Reproduce the records exactly. Leave the pictures out.

(DATA FOR THE TASK)

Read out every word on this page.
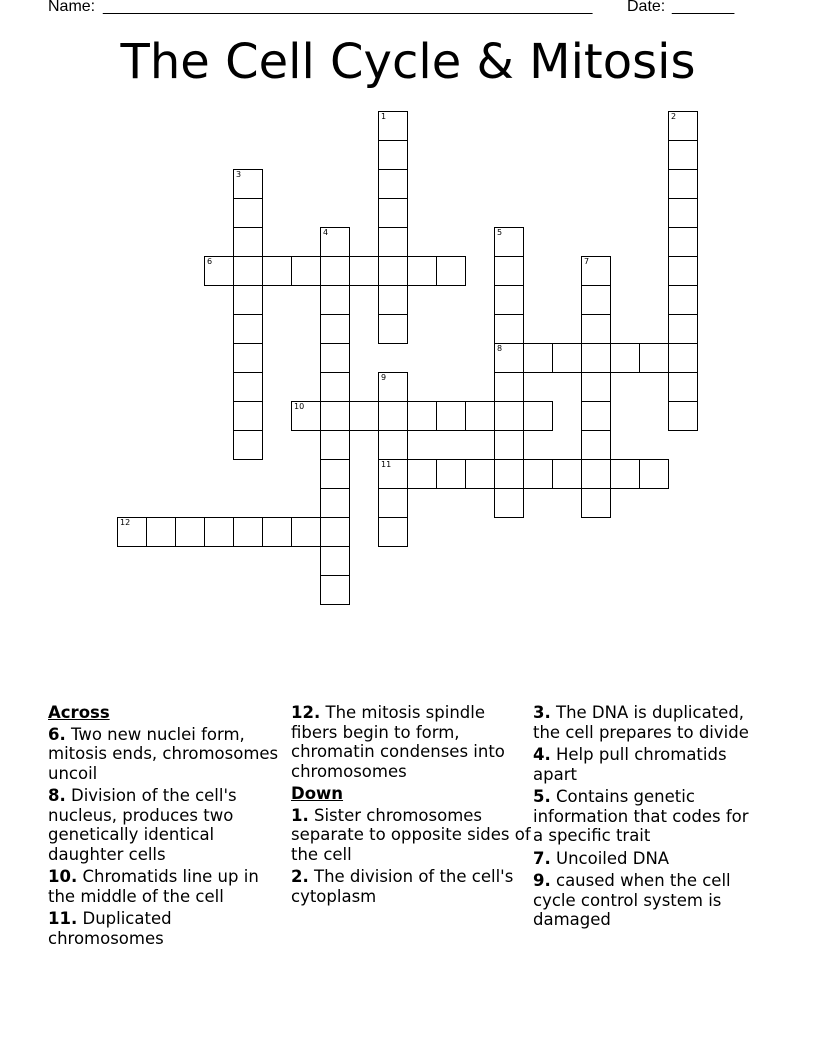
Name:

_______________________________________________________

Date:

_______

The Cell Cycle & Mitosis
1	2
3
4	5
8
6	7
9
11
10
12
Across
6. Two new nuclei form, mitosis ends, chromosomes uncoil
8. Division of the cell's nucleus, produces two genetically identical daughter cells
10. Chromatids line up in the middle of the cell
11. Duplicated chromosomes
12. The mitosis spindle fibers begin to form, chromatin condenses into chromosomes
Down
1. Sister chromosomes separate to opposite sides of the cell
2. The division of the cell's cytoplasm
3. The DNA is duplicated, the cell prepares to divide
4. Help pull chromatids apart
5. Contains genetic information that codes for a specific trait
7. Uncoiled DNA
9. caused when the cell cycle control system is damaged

(End DATA FOR THE TASK)

== RESPONSE TO THIS EXERCISE ==
Read out every word on this page.
Name:

_______________________________________________________

Date:

_______

The Cell Cycle & Mitosis
1	2
3
4	5
8
6	7
9
11
10
12
Across
6. Two new nuclei form, mitosis ends, chromosomes uncoil
8. Division of the cell's nucleus, produces two genetically identical daughter cells
10. Chromatids line up in the middle of the cell
11. Duplicated chromosomes
12. The mitosis spindle fibers begin to form, chromatin condenses into chromosomes
Down
1. Sister chromosomes separate to opposite sides of the cell
2. The division of the cell's cytoplasm
3. The DNA is duplicated, the cell prepares to divide
4. Help pull chromatids apart
5. Contains genetic information that codes for a specific trait
7. Uncoiled DNA
9. caused when the cell cycle control system is damaged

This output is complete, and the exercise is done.